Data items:
(begin)

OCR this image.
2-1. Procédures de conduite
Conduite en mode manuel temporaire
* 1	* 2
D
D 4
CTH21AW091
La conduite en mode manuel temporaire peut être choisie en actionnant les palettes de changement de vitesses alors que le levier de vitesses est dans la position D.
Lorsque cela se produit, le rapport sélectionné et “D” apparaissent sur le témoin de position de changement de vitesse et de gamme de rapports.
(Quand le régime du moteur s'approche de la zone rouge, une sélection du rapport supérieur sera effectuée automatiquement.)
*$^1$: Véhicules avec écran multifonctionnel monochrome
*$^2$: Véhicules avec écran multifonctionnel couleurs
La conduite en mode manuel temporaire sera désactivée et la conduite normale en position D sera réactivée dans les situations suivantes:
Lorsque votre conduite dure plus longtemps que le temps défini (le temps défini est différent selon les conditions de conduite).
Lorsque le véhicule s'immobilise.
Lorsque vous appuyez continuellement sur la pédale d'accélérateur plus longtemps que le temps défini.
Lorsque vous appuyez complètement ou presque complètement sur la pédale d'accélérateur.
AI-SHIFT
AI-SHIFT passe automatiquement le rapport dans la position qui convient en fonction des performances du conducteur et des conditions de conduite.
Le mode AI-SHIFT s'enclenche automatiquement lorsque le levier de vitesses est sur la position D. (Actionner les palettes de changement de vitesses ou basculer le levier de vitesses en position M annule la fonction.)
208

(end)

Required task: From the records above, extract each line exactly as shown.

Answer for the task:
OCR this image.
2-1. Procédures de conduite
Conduite en mode manuel temporaire
* 1	* 2
D
D 4
CTH21AW091
La conduite en mode manuel temporaire peut être choisie en actionnant les palettes de changement de vitesses alors que le levier de vitesses est dans la position D.
Lorsque cela se produit, le rapport sélectionné et “D” apparaissent sur le témoin de position de changement de vitesse et de gamme de rapports.
(Quand le régime du moteur s'approche de la zone rouge, une sélection du rapport supérieur sera effectuée automatiquement.)
*$^1$: Véhicules avec écran multifonctionnel monochrome
*$^2$: Véhicules avec écran multifonctionnel couleurs
La conduite en mode manuel temporaire sera désactivée et la conduite normale en position D sera réactivée dans les situations suivantes:
Lorsque votre conduite dure plus longtemps que le temps défini (le temps défini est différent selon les conditions de conduite).
Lorsque le véhicule s'immobilise.
Lorsque vous appuyez continuellement sur la pédale d'accélérateur plus longtemps que le temps défini.
Lorsque vous appuyez complètement ou presque complètement sur la pédale d'accélérateur.
AI-SHIFT
AI-SHIFT passe automatiquement le rapport dans la position qui convient en fonction des performances du conducteur et des conditions de conduite.
Le mode AI-SHIFT s'enclenche automatiquement lorsque le levier de vitesses est sur la position D. (Actionner les palettes de changement de vitesses ou basculer le levier de vitesses en position M annule la fonction.)
208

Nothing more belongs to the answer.